>> start Data excerpts

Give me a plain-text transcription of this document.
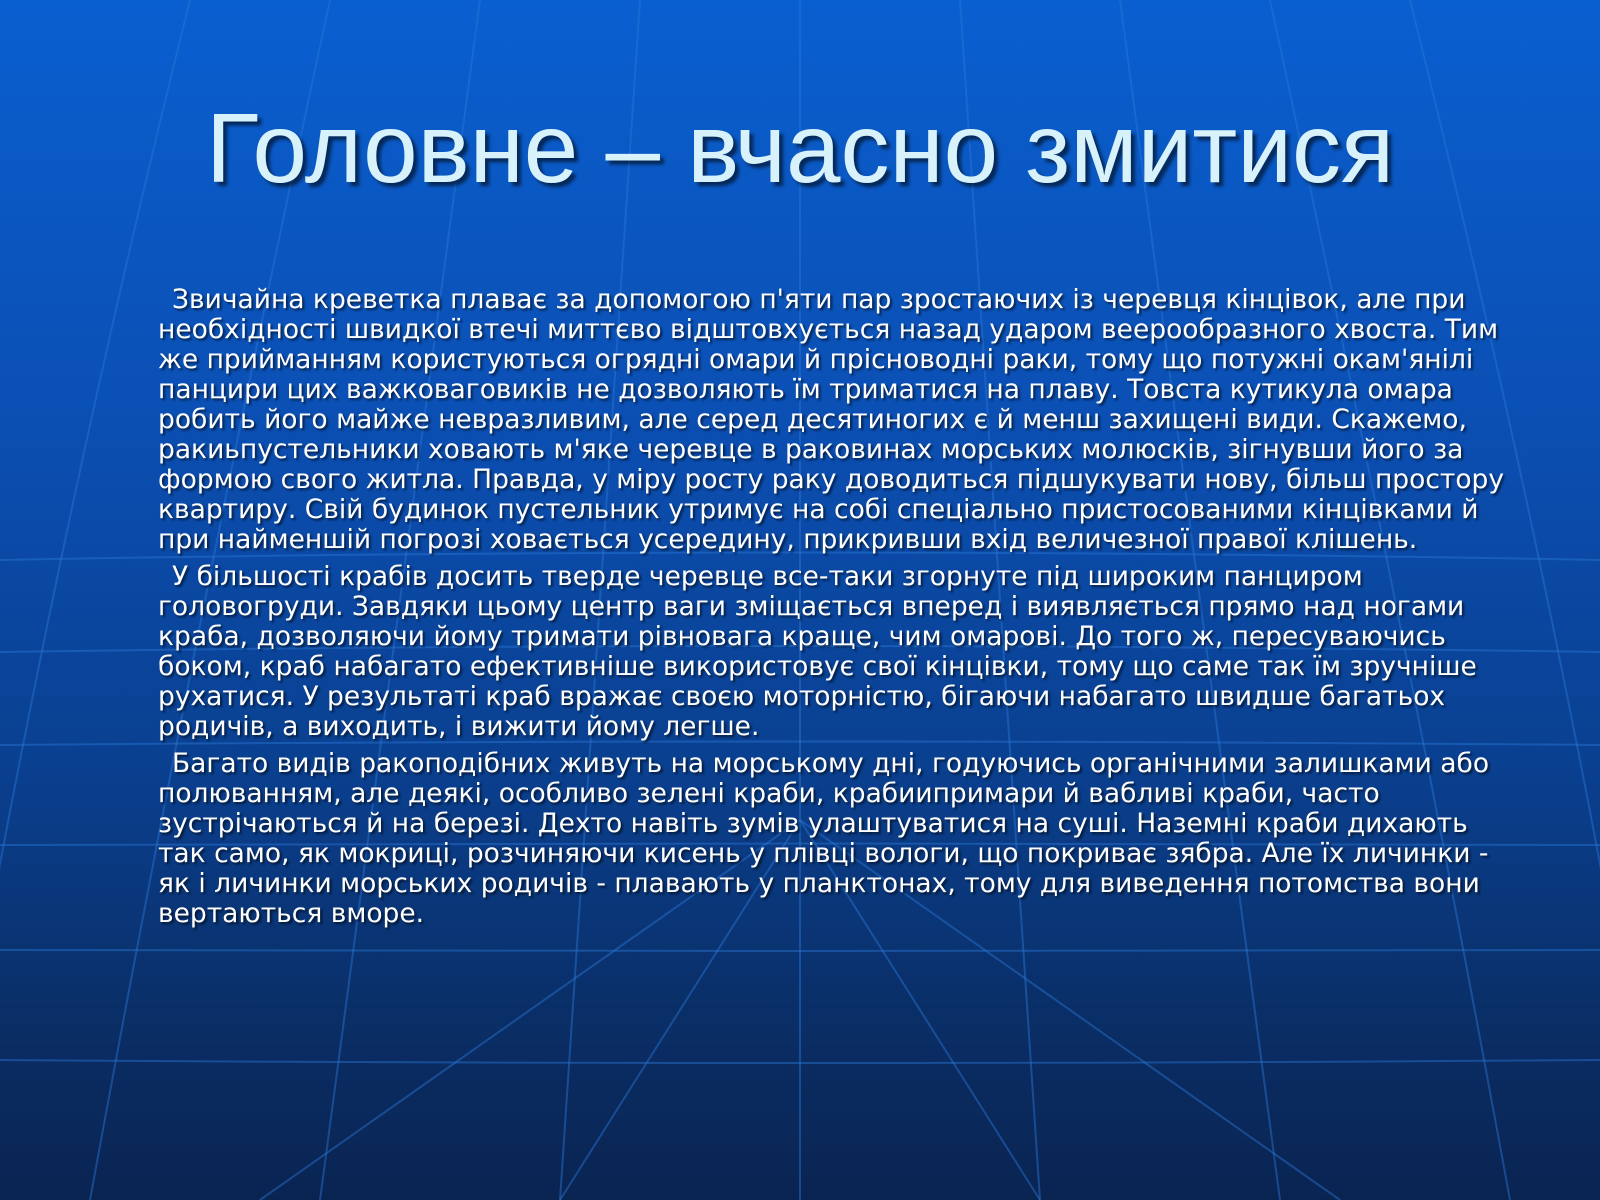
Головне – вчасно змитися

Звичайна креветка плаває за допомогою п'яти пар зростаючих із черевця кінцівок, але при необхідності швидкої втечі миттєво відштовхується назад ударом веерообразного хвоста. Тим же прийманням користуються огрядні омари й прісноводні раки, тому що потужні окам'янілі панцири цих важковаговиків не дозволяють їм триматися на плаву. Товста кутикула омара робить його майже невразливим, але серед десятиногих є й менш захищені види. Скажемо, ракиьпустельники ховають м'яке черевце в раковинах морських молюсків, зігнувши його за формою свого житла. Правда, у міру росту раку доводиться підшукувати нову, більш простору квартиру. Свій будинок пустельник утримує на собі спеціально пристосованими кінцівками й при найменшій погрозі ховається усередину, прикривши вхід величезної правої клішень.

У більшості крабів досить тверде черевце все-таки згорнуте під широким панциром головогруди. Завдяки цьому центр ваги зміщається вперед і виявляється прямо над ногами краба, дозволяючи йому тримати рівновага краще, чим омарові. До того ж, пересуваючись боком, краб набагато ефективніше використовує свої кінцівки, тому що саме так їм зручніше рухатися. У результаті краб вражає своєю моторністю, бігаючи набагато швидше багатьох родичів, а виходить, і вижити йому легше.

Багато видів ракоподібних живуть на морському дні, годуючись органічними залишками або полюванням, але деякі, особливо зелені краби, крабиипримари й вабливі краби, часто зустрічаються й на березі. Дехто навіть зумів улаштуватися на суші. Наземні краби дихають так само, як мокриці, розчиняючи кисень у плівці вологи, що покриває зябра. Але їх личинки - як і личинки морських родичів - плавають у планктонах, тому для виведення потомства вони вертаються вморе.
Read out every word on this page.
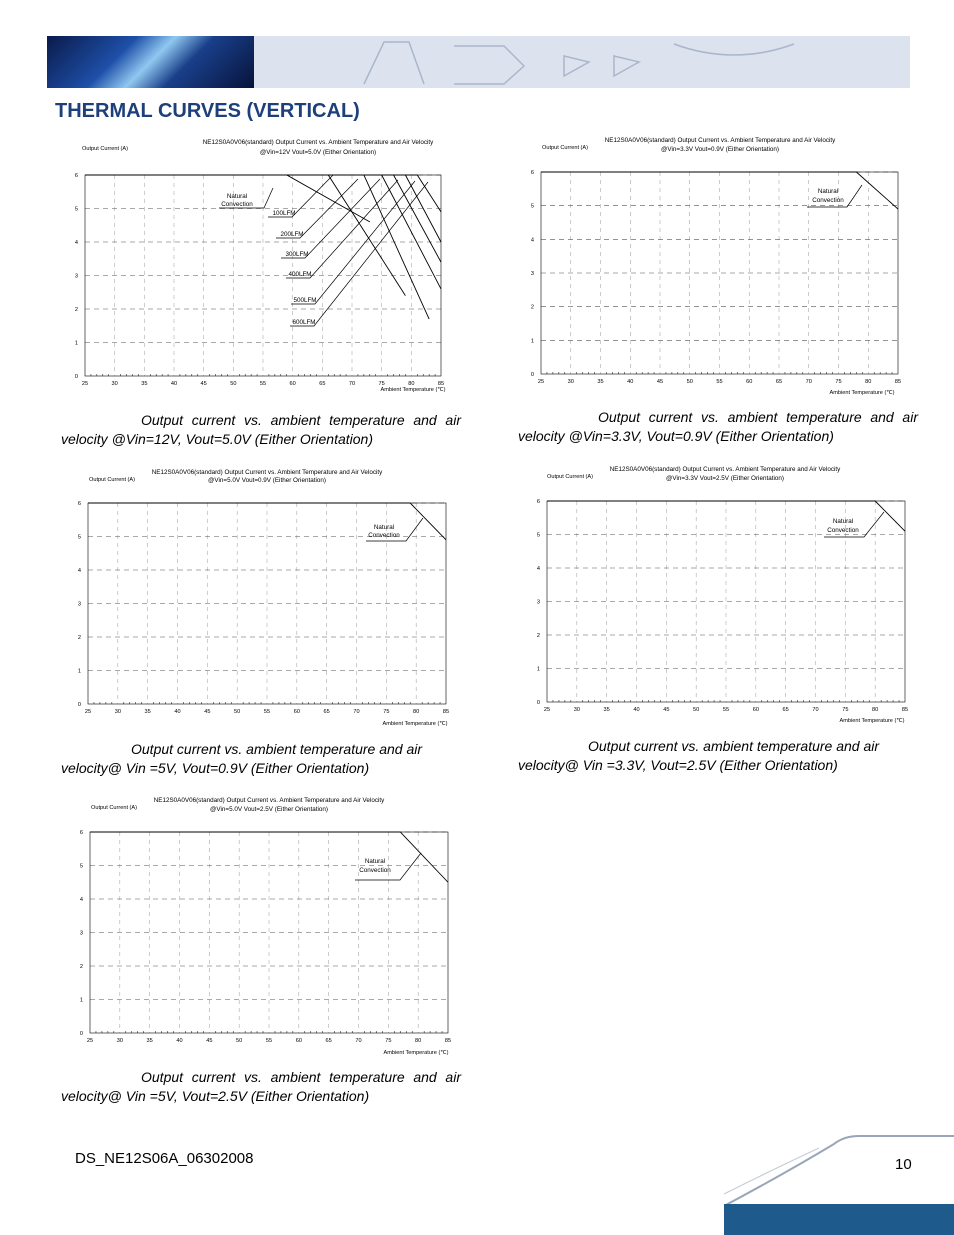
THERMAL CURVES (VERTICAL)
NE12S0A0V06(standard) Output Current vs. Ambient Temperature and Air Velocity
@Vin=12V Vout=5.0V (Either Orientation)
Output Current (A)
Ambient Temperature (℃)
25	30	35	40	45	50	55	60	65	70	75	80	85
0
1
2
3
4
5
6
Natural
Convection
100LFM
200LFM
300LFM
400LFM
500LFM
600LFM

Output current vs. ambient temperature and air
velocity @Vin=12V, Vout=5.0V (Either Orientation)

NE12S0A0V06(standard) Output Current vs. Ambient Temperature and Air Velocity
@Vin=3.3V Vout=0.9V (Either Orientation)
Output Current (A)
Ambient Temperature (℃)
25	30	35	40	45	50	55	60	65	70	75	80	85
0
1
2
3
4
5
6
Natural
Convection

Output current vs. ambient temperature and air
velocity @Vin=3.3V, Vout=0.9V (Either Orientation)

NE12S0A0V06(standard) Output Current vs. Ambient Temperature and Air Velocity
@Vin=5.0V Vout=0.9V (Either Orientation)
Output Current (A)
Ambient Temperature (℃)
25	30	35	40	45	50	55	60	65	70	75	80	85
0
1
2
3
4
5
6
Natural
Convection

Output current vs. ambient temperature and air
velocity@ Vin =5V, Vout=0.9V (Either Orientation)

NE12S0A0V06(standard) Output Current vs. Ambient Temperature and Air Velocity
@Vin=3.3V Vout=2.5V (Either Orientation)
Output Current (A)
Ambient Temperature (℃)
25	30	35	40	45	50	55	60	65	70	75	80	85
0
1
2
3
4
5
6
Natural
Convection

Output current vs. ambient temperature and air
velocity@ Vin =3.3V, Vout=2.5V (Either Orientation)

NE12S0A0V06(standard) Output Current vs. Ambient Temperature and Air Velocity
@Vin=5.0V Vout=2.5V (Either Orientation)
Output Current (A)
Ambient Temperature (℃)
25	30	35	40	45	50	55	60	65	70	75	80	85
0
1
2
3
4
5
6
Natural
Convection

Output current vs. ambient temperature and air
velocity@ Vin =5V, Vout=2.5V (Either Orientation)

DS_NE12S06A_06302008	10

>> end Data excerpts

Set problem. Go through the listing above and report how many of its lines contain the word "this", with only the number as output.

Worked solution. 2